TASK BRIEF ▸
Below is a set of records; print all of them exactly as written.

** BEGIN SUPPLIED MATERIAL **

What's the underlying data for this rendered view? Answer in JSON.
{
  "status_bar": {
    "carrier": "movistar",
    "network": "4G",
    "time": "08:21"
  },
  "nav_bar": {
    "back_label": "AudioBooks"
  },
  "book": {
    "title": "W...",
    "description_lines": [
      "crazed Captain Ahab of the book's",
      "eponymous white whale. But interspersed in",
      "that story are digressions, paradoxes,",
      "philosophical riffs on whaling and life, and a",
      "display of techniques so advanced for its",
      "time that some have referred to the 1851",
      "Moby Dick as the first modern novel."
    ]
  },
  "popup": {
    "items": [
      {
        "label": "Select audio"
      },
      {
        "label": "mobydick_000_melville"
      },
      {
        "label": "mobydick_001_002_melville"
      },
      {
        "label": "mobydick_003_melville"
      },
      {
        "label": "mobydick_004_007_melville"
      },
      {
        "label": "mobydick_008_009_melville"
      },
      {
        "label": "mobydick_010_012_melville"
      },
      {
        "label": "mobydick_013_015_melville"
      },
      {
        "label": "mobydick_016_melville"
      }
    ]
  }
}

** END SUPPLIED MATERIAL **

RESULT OF THE TASK ▸
What's the underlying data for this rendered view? Answer in JSON.
{
  "status_bar": {
    "carrier": "movistar",
    "network": "4G",
    "time": "08:21"
  },
  "nav_bar": {
    "back_label": "AudioBooks"
  },
  "book": {
    "title": "W...",
    "description_lines": [
      "crazed Captain Ahab of the book's",
      "eponymous white whale. But interspersed in",
      "that story are digressions, paradoxes,",
      "philosophical riffs on whaling and life, and a",
      "display of techniques so advanced for its",
      "time that some have referred to the 1851",
      "Moby Dick as the first modern novel."
    ]
  },
  "popup": {
    "items": [
      {
        "label": "Select audio"
      },
      {
        "label": "mobydick_000_melville"
      },
      {
        "label": "mobydick_001_002_melville"
      },
      {
        "label": "mobydick_003_melville"
      },
      {
        "label": "mobydick_004_007_melville"
      },
      {
        "label": "mobydick_008_009_melville"
      },
      {
        "label": "mobydick_010_012_melville"
      },
      {
        "label": "mobydick_013_015_melville"
      },
      {
        "label": "mobydick_016_melville"
      }
    ]
  }
}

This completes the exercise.